Scan the material below for the string "Japan", and copy every line where it shows up.

★ ★ ★ ★ ★

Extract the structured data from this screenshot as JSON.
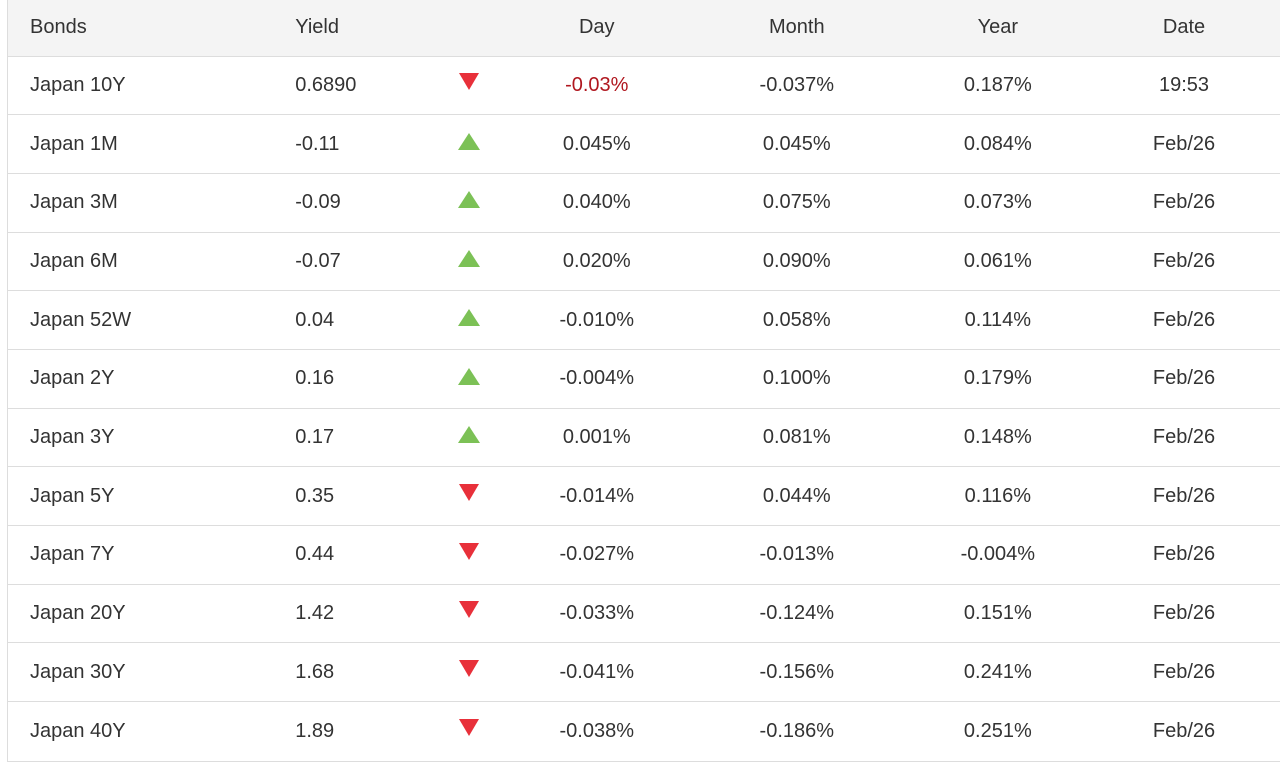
{
  "colors": {
    "down_arrow": "#e8303a",
    "up_arrow": "#7cc156",
    "highlight_negative": "#b0171f",
    "header_bg": "#f4f4f4"
  },
  "headers": {
    "bonds": "Bonds",
    "yield": "Yield",
    "day": "Day",
    "month": "Month",
    "year": "Year",
    "date": "Date"
  },
  "rows": [
    {
      "name": "Japan 10Y",
      "yield": "0.6890",
      "direction": "down",
      "day": "-0.03%",
      "month": "-0.037%",
      "year": "0.187%",
      "date": "19:53"
    },
    {
      "name": "Japan 1M",
      "yield": "-0.11",
      "direction": "up",
      "day": "0.045%",
      "month": "0.045%",
      "year": "0.084%",
      "date": "Feb/26"
    },
    {
      "name": "Japan 3M",
      "yield": "-0.09",
      "direction": "up",
      "day": "0.040%",
      "month": "0.075%",
      "year": "0.073%",
      "date": "Feb/26"
    },
    {
      "name": "Japan 6M",
      "yield": "-0.07",
      "direction": "up",
      "day": "0.020%",
      "month": "0.090%",
      "year": "0.061%",
      "date": "Feb/26"
    },
    {
      "name": "Japan 52W",
      "yield": "0.04",
      "direction": "up",
      "day": "-0.010%",
      "month": "0.058%",
      "year": "0.114%",
      "date": "Feb/26"
    },
    {
      "name": "Japan 2Y",
      "yield": "0.16",
      "direction": "up",
      "day": "-0.004%",
      "month": "0.100%",
      "year": "0.179%",
      "date": "Feb/26"
    },
    {
      "name": "Japan 3Y",
      "yield": "0.17",
      "direction": "up",
      "day": "0.001%",
      "month": "0.081%",
      "year": "0.148%",
      "date": "Feb/26"
    },
    {
      "name": "Japan 5Y",
      "yield": "0.35",
      "direction": "down",
      "day": "-0.014%",
      "month": "0.044%",
      "year": "0.116%",
      "date": "Feb/26"
    },
    {
      "name": "Japan 7Y",
      "yield": "0.44",
      "direction": "down",
      "day": "-0.027%",
      "month": "-0.013%",
      "year": "-0.004%",
      "date": "Feb/26"
    },
    {
      "name": "Japan 20Y",
      "yield": "1.42",
      "direction": "down",
      "day": "-0.033%",
      "month": "-0.124%",
      "year": "0.151%",
      "date": "Feb/26"
    },
    {
      "name": "Japan 30Y",
      "yield": "1.68",
      "direction": "down",
      "day": "-0.041%",
      "month": "-0.156%",
      "year": "0.241%",
      "date": "Feb/26"
    },
    {
      "name": "Japan 40Y",
      "yield": "1.89",
      "direction": "down",
      "day": "-0.038%",
      "month": "-0.186%",
      "year": "0.251%",
      "date": "Feb/26"
    }
  ]
}
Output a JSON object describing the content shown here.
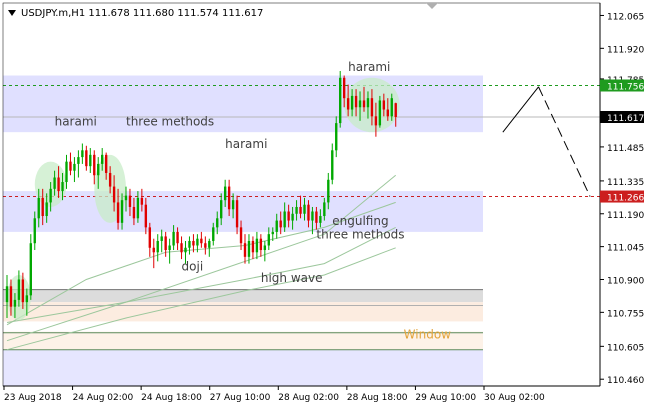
{
  "chart_data": {
    "type": "candlestick",
    "title": "USDJPY.m,H1  111.678 111.680 111.574 111.617",
    "ylim": [
      110.43,
      112.12
    ],
    "y_ticks": [
      "112.065",
      "111.920",
      "111.785",
      "111.485",
      "111.335",
      "111.190",
      "111.045",
      "110.900",
      "110.755",
      "110.605",
      "110.460"
    ],
    "x_ticks": [
      "23 Aug 2018",
      "24 Aug 02:00",
      "24 Aug 18:00",
      "27 Aug 10:00",
      "28 Aug 02:00",
      "28 Aug 18:00",
      "29 Aug 10:00",
      "30 Aug 02:00"
    ],
    "x_range": [
      0,
      120
    ],
    "price_tags": [
      {
        "label": "111.756",
        "value": 111.756,
        "color": "#1f9b1f"
      },
      {
        "label": "111.617",
        "value": 111.617,
        "color": "#000000"
      },
      {
        "label": "111.266",
        "value": 111.266,
        "color": "#cc1f1f"
      }
    ],
    "levels": [
      {
        "value": 111.756,
        "color": "#1f9b1f",
        "style": "dashed"
      },
      {
        "value": 111.266,
        "color": "#cc1f1f",
        "style": "dashed"
      },
      {
        "value": 111.617,
        "color": "#b8b8b8",
        "style": "solid"
      }
    ],
    "zones": [
      {
        "y1": 111.8,
        "y2": 111.55,
        "x2": 120,
        "color": "#e0e0ff"
      },
      {
        "y1": 111.29,
        "y2": 111.11,
        "x2": 120,
        "color": "#e0e0ff"
      },
      {
        "y1": 110.855,
        "y2": 110.8,
        "x2": 120,
        "color": "#dcdcdc"
      },
      {
        "y1": 110.8,
        "y2": 110.715,
        "x2": 120,
        "color": "#fcece0"
      },
      {
        "y1": 110.67,
        "y2": 110.59,
        "x2": 120,
        "color": "#fdf2e8"
      },
      {
        "y1": 110.59,
        "y2": 110.43,
        "x2": 120,
        "color": "#e6e6ff"
      }
    ],
    "zone_lines": [
      {
        "value": 110.855,
        "color": "#707070"
      },
      {
        "value": 110.785,
        "color": "#b0b0b0"
      },
      {
        "value": 110.665,
        "color": "#5c8a5c"
      },
      {
        "value": 110.59,
        "color": "#5c8a5c"
      }
    ],
    "projection": [
      [
        125,
        111.55
      ],
      [
        134,
        111.75
      ],
      [
        147,
        111.266
      ]
    ],
    "candles": [
      [
        0,
        110.8,
        110.92,
        110.73,
        110.87
      ],
      [
        1,
        110.87,
        110.9,
        110.74,
        110.78
      ],
      [
        2,
        110.78,
        110.84,
        110.73,
        110.81
      ],
      [
        3,
        110.81,
        110.94,
        110.78,
        110.9
      ],
      [
        4,
        110.9,
        110.93,
        110.77,
        110.8
      ],
      [
        5,
        110.8,
        110.86,
        110.74,
        110.83
      ],
      [
        6,
        110.83,
        111.1,
        110.81,
        111.06
      ],
      [
        7,
        111.06,
        111.2,
        111.03,
        111.17
      ],
      [
        8,
        111.17,
        111.3,
        111.13,
        111.26
      ],
      [
        9,
        111.26,
        111.3,
        111.14,
        111.18
      ],
      [
        10,
        111.18,
        111.28,
        111.15,
        111.24
      ],
      [
        11,
        111.24,
        111.33,
        111.2,
        111.3
      ],
      [
        12,
        111.3,
        111.38,
        111.27,
        111.35
      ],
      [
        13,
        111.35,
        111.4,
        111.26,
        111.29
      ],
      [
        14,
        111.29,
        111.37,
        111.25,
        111.33
      ],
      [
        15,
        111.33,
        111.45,
        111.3,
        111.42
      ],
      [
        16,
        111.42,
        111.46,
        111.36,
        111.38
      ],
      [
        17,
        111.38,
        111.44,
        111.33,
        111.41
      ],
      [
        18,
        111.41,
        111.47,
        111.35,
        111.44
      ],
      [
        19,
        111.44,
        111.5,
        111.41,
        111.47
      ],
      [
        20,
        111.47,
        111.49,
        111.38,
        111.4
      ],
      [
        21,
        111.4,
        111.48,
        111.37,
        111.45
      ],
      [
        22,
        111.45,
        111.47,
        111.32,
        111.36
      ],
      [
        23,
        111.36,
        111.44,
        111.3,
        111.41
      ],
      [
        24,
        111.41,
        111.48,
        111.38,
        111.45
      ],
      [
        25,
        111.45,
        111.46,
        111.34,
        111.37
      ],
      [
        26,
        111.37,
        111.4,
        111.28,
        111.31
      ],
      [
        27,
        111.31,
        111.36,
        111.2,
        111.24
      ],
      [
        28,
        111.24,
        111.3,
        111.12,
        111.15
      ],
      [
        29,
        111.15,
        111.28,
        111.12,
        111.25
      ],
      [
        30,
        111.25,
        111.31,
        111.2,
        111.27
      ],
      [
        31,
        111.27,
        111.3,
        111.18,
        111.22
      ],
      [
        32,
        111.22,
        111.26,
        111.14,
        111.17
      ],
      [
        33,
        111.17,
        111.29,
        111.15,
        111.26
      ],
      [
        34,
        111.26,
        111.3,
        111.2,
        111.23
      ],
      [
        35,
        111.23,
        111.26,
        111.1,
        111.13
      ],
      [
        36,
        111.13,
        111.15,
        111.0,
        111.04
      ],
      [
        37,
        111.04,
        111.08,
        110.95,
        111.02
      ],
      [
        38,
        111.02,
        111.1,
        110.98,
        111.07
      ],
      [
        39,
        111.07,
        111.12,
        111.02,
        111.09
      ],
      [
        40,
        111.09,
        111.11,
        111.0,
        111.03
      ],
      [
        41,
        111.03,
        111.08,
        110.97,
        111.05
      ],
      [
        42,
        111.05,
        111.14,
        111.03,
        111.11
      ],
      [
        43,
        111.11,
        111.13,
        111.03,
        111.06
      ],
      [
        44,
        111.06,
        111.09,
        110.99,
        111.02
      ],
      [
        45,
        111.02,
        111.07,
        110.97,
        111.04
      ],
      [
        46,
        111.04,
        111.09,
        111.01,
        111.07
      ],
      [
        47,
        111.07,
        111.1,
        111.02,
        111.05
      ],
      [
        48,
        111.05,
        111.1,
        111.02,
        111.08
      ],
      [
        49,
        111.08,
        111.11,
        111.04,
        111.06
      ],
      [
        50,
        111.06,
        111.09,
        111.01,
        111.04
      ],
      [
        51,
        111.04,
        111.08,
        111.0,
        111.07
      ],
      [
        52,
        111.07,
        111.15,
        111.05,
        111.13
      ],
      [
        53,
        111.13,
        111.2,
        111.1,
        111.17
      ],
      [
        54,
        111.17,
        111.28,
        111.14,
        111.25
      ],
      [
        55,
        111.25,
        111.34,
        111.22,
        111.31
      ],
      [
        56,
        111.31,
        111.34,
        111.18,
        111.21
      ],
      [
        57,
        111.21,
        111.28,
        111.17,
        111.25
      ],
      [
        58,
        111.25,
        111.27,
        111.1,
        111.13
      ],
      [
        59,
        111.13,
        111.16,
        111.03,
        111.06
      ],
      [
        60,
        111.06,
        111.1,
        110.97,
        111.0
      ],
      [
        61,
        111.0,
        111.1,
        110.97,
        111.07
      ],
      [
        62,
        111.07,
        111.09,
        110.99,
        111.02
      ],
      [
        63,
        111.02,
        111.11,
        110.99,
        111.08
      ],
      [
        64,
        111.08,
        111.1,
        111.0,
        111.03
      ],
      [
        65,
        111.03,
        111.07,
        110.98,
        111.05
      ],
      [
        66,
        111.05,
        111.13,
        111.03,
        111.1
      ],
      [
        67,
        111.1,
        111.13,
        111.07,
        111.11
      ],
      [
        68,
        111.11,
        111.19,
        111.08,
        111.16
      ],
      [
        69,
        111.16,
        111.2,
        111.1,
        111.13
      ],
      [
        70,
        111.13,
        111.24,
        111.11,
        111.2
      ],
      [
        71,
        111.2,
        111.23,
        111.13,
        111.16
      ],
      [
        72,
        111.16,
        111.22,
        111.12,
        111.19
      ],
      [
        73,
        111.19,
        111.25,
        111.16,
        111.22
      ],
      [
        74,
        111.22,
        111.27,
        111.17,
        111.19
      ],
      [
        75,
        111.19,
        111.26,
        111.16,
        111.23
      ],
      [
        76,
        111.23,
        111.25,
        111.13,
        111.16
      ],
      [
        77,
        111.16,
        111.22,
        111.1,
        111.2
      ],
      [
        78,
        111.2,
        111.22,
        111.12,
        111.15
      ],
      [
        79,
        111.15,
        111.21,
        111.13,
        111.18
      ],
      [
        80,
        111.18,
        111.26,
        111.16,
        111.24
      ],
      [
        81,
        111.24,
        111.37,
        111.21,
        111.34
      ],
      [
        82,
        111.34,
        111.5,
        111.32,
        111.47
      ],
      [
        83,
        111.47,
        111.62,
        111.44,
        111.59
      ],
      [
        84,
        111.59,
        111.82,
        111.57,
        111.79
      ],
      [
        85,
        111.79,
        111.8,
        111.66,
        111.7
      ],
      [
        86,
        111.7,
        111.76,
        111.62,
        111.65
      ],
      [
        87,
        111.65,
        111.74,
        111.62,
        111.71
      ],
      [
        88,
        111.71,
        111.74,
        111.62,
        111.66
      ],
      [
        89,
        111.66,
        111.73,
        111.6,
        111.69
      ],
      [
        90,
        111.69,
        111.75,
        111.64,
        111.66
      ],
      [
        91,
        111.66,
        111.73,
        111.61,
        111.7
      ],
      [
        92,
        111.7,
        111.74,
        111.58,
        111.62
      ],
      [
        93,
        111.62,
        111.68,
        111.53,
        111.58
      ],
      [
        94,
        111.58,
        111.71,
        111.57,
        111.69
      ],
      [
        95,
        111.69,
        111.72,
        111.62,
        111.65
      ],
      [
        96,
        111.65,
        111.7,
        111.6,
        111.62
      ],
      [
        97,
        111.62,
        111.72,
        111.6,
        111.7
      ],
      [
        98,
        111.678,
        111.68,
        111.574,
        111.617
      ]
    ],
    "moving_averages": [
      {
        "color": "#9cc79c",
        "points": [
          [
            0,
            110.71
          ],
          [
            30,
            110.8
          ],
          [
            60,
            110.98
          ],
          [
            80,
            111.1
          ],
          [
            98,
            111.36
          ]
        ]
      },
      {
        "color": "#9cc79c",
        "points": [
          [
            0,
            110.7
          ],
          [
            20,
            110.9
          ],
          [
            40,
            111.02
          ],
          [
            60,
            111.05
          ],
          [
            80,
            111.13
          ],
          [
            98,
            111.24
          ]
        ]
      },
      {
        "color": "#9cc79c",
        "points": [
          [
            0,
            110.63
          ],
          [
            30,
            110.8
          ],
          [
            60,
            110.9
          ],
          [
            80,
            110.97
          ],
          [
            98,
            111.13
          ]
        ]
      },
      {
        "color": "#9cc79c",
        "points": [
          [
            0,
            110.59
          ],
          [
            30,
            110.73
          ],
          [
            60,
            110.85
          ],
          [
            80,
            110.92
          ],
          [
            98,
            111.04
          ]
        ]
      }
    ],
    "highlights": [
      {
        "cx": 3,
        "cy": 110.82,
        "rx": 3,
        "ry": 0.1
      },
      {
        "cx": 11,
        "cy": 111.32,
        "rx": 4,
        "ry": 0.1
      },
      {
        "cx": 26,
        "cy": 111.3,
        "rx": 4,
        "ry": 0.15
      },
      {
        "cx": 92,
        "cy": 111.67,
        "rx": 7,
        "ry": 0.12
      }
    ],
    "annotations": [
      {
        "text": "harami",
        "x": 12,
        "y": 111.58,
        "color": "#404040"
      },
      {
        "text": "three methods",
        "x": 30,
        "y": 111.58,
        "color": "#404040"
      },
      {
        "text": "harami",
        "x": 55,
        "y": 111.48,
        "color": "#404040"
      },
      {
        "text": "harami",
        "x": 86,
        "y": 111.82,
        "color": "#404040"
      },
      {
        "text": "engulfing",
        "x": 82,
        "y": 111.14,
        "color": "#404040"
      },
      {
        "text": "three methods",
        "x": 78,
        "y": 111.08,
        "color": "#404040"
      },
      {
        "text": "doji",
        "x": 44,
        "y": 110.94,
        "color": "#404040"
      },
      {
        "text": "high wave",
        "x": 64,
        "y": 110.89,
        "color": "#404040"
      },
      {
        "text": "Window",
        "x": 100,
        "y": 110.64,
        "color": "#e3a33a"
      }
    ]
  }
}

★ ★ ★ ★ ★

- _Final answer_
      "name": "Japan 10Y",
      "name": "Japan 1M",
      "name": "Japan 3M",
      "name": "Japan 6M",
      "name": "Japan 52W",
      "name": "Japan 2Y",
      "name": "Japan 3Y",
      "name": "Japan 5Y",
      "name": "Japan 7Y",
      "name": "Japan 20Y",
      "name": "Japan 30Y",
      "name": "Japan 40Y",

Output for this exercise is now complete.